---- Data records

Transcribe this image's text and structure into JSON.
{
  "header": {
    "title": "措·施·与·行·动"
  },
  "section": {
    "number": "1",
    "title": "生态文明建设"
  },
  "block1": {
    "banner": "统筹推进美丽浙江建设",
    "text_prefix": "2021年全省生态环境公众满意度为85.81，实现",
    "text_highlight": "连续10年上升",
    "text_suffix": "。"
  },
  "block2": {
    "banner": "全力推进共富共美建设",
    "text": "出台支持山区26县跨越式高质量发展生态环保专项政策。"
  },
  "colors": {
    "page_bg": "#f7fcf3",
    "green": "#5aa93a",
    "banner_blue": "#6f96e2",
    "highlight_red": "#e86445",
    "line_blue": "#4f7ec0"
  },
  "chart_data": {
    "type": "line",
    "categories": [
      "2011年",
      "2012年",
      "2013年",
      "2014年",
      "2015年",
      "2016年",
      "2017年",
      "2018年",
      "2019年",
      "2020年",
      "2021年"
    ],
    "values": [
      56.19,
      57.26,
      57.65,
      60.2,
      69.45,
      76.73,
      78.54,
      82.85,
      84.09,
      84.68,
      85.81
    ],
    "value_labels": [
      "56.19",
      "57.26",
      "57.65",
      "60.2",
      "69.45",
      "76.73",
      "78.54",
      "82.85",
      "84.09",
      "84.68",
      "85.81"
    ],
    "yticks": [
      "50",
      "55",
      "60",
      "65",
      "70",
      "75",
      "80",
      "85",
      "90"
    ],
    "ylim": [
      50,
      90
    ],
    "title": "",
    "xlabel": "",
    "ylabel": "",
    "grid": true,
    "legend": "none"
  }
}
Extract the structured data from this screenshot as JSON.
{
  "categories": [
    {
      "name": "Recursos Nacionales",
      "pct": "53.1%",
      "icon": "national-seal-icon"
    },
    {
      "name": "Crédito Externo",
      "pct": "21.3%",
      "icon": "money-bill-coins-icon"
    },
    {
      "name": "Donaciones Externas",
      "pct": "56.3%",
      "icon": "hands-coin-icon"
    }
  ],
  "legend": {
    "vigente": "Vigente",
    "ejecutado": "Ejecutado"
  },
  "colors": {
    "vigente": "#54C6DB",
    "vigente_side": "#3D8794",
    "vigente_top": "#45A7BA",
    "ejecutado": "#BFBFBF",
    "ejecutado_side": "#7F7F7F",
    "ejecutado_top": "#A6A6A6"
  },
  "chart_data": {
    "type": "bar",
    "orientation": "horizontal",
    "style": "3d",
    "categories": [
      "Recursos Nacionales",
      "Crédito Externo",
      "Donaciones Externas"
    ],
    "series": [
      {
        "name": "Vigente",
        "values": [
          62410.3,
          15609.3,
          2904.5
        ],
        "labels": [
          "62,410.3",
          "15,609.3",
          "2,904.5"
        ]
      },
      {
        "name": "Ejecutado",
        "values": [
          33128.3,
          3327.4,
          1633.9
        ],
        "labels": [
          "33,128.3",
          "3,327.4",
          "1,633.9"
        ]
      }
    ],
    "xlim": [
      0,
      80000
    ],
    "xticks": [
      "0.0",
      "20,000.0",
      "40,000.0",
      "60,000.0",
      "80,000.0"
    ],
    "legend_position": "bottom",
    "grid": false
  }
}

--------

- [Required work]: Repeat the data verbatim.

- [Response]:
Transcribe this image's text and structure into JSON.
{
  "header": {
    "title": "措·施·与·行·动"
  },
  "section": {
    "number": "1",
    "title": "生态文明建设"
  },
  "block1": {
    "banner": "统筹推进美丽浙江建设",
    "text_prefix": "2021年全省生态环境公众满意度为85.81，实现",
    "text_highlight": "连续10年上升",
    "text_suffix": "。"
  },
  "block2": {
    "banner": "全力推进共富共美建设",
    "text": "出台支持山区26县跨越式高质量发展生态环保专项政策。"
  },
  "colors": {
    "page_bg": "#f7fcf3",
    "green": "#5aa93a",
    "banner_blue": "#6f96e2",
    "highlight_red": "#e86445",
    "line_blue": "#4f7ec0"
  },
  "chart_data": {
    "type": "line",
    "categories": [
      "2011年",
      "2012年",
      "2013年",
      "2014年",
      "2015年",
      "2016年",
      "2017年",
      "2018年",
      "2019年",
      "2020年",
      "2021年"
    ],
    "values": [
      56.19,
      57.26,
      57.65,
      60.2,
      69.45,
      76.73,
      78.54,
      82.85,
      84.09,
      84.68,
      85.81
    ],
    "value_labels": [
      "56.19",
      "57.26",
      "57.65",
      "60.2",
      "69.45",
      "76.73",
      "78.54",
      "82.85",
      "84.09",
      "84.68",
      "85.81"
    ],
    "yticks": [
      "50",
      "55",
      "60",
      "65",
      "70",
      "75",
      "80",
      "85",
      "90"
    ],
    "ylim": [
      50,
      90
    ],
    "title": "",
    "xlabel": "",
    "ylabel": "",
    "grid": true,
    "legend": "none"
  }
}
Extract the structured data from this screenshot as JSON.
{
  "categories": [
    {
      "name": "Recursos Nacionales",
      "pct": "53.1%",
      "icon": "national-seal-icon"
    },
    {
      "name": "Crédito Externo",
      "pct": "21.3%",
      "icon": "money-bill-coins-icon"
    },
    {
      "name": "Donaciones Externas",
      "pct": "56.3%",
      "icon": "hands-coin-icon"
    }
  ],
  "legend": {
    "vigente": "Vigente",
    "ejecutado": "Ejecutado"
  },
  "colors": {
    "vigente": "#54C6DB",
    "vigente_side": "#3D8794",
    "vigente_top": "#45A7BA",
    "ejecutado": "#BFBFBF",
    "ejecutado_side": "#7F7F7F",
    "ejecutado_top": "#A6A6A6"
  },
  "chart_data": {
    "type": "bar",
    "orientation": "horizontal",
    "style": "3d",
    "categories": [
      "Recursos Nacionales",
      "Crédito Externo",
      "Donaciones Externas"
    ],
    "series": [
      {
        "name": "Vigente",
        "values": [
          62410.3,
          15609.3,
          2904.5
        ],
        "labels": [
          "62,410.3",
          "15,609.3",
          "2,904.5"
        ]
      },
      {
        "name": "Ejecutado",
        "values": [
          33128.3,
          3327.4,
          1633.9
        ],
        "labels": [
          "33,128.3",
          "3,327.4",
          "1,633.9"
        ]
      }
    ],
    "xlim": [
      0,
      80000
    ],
    "xticks": [
      "0.0",
      "20,000.0",
      "40,000.0",
      "60,000.0",
      "80,000.0"
    ],
    "legend_position": "bottom",
    "grid": false
  }
}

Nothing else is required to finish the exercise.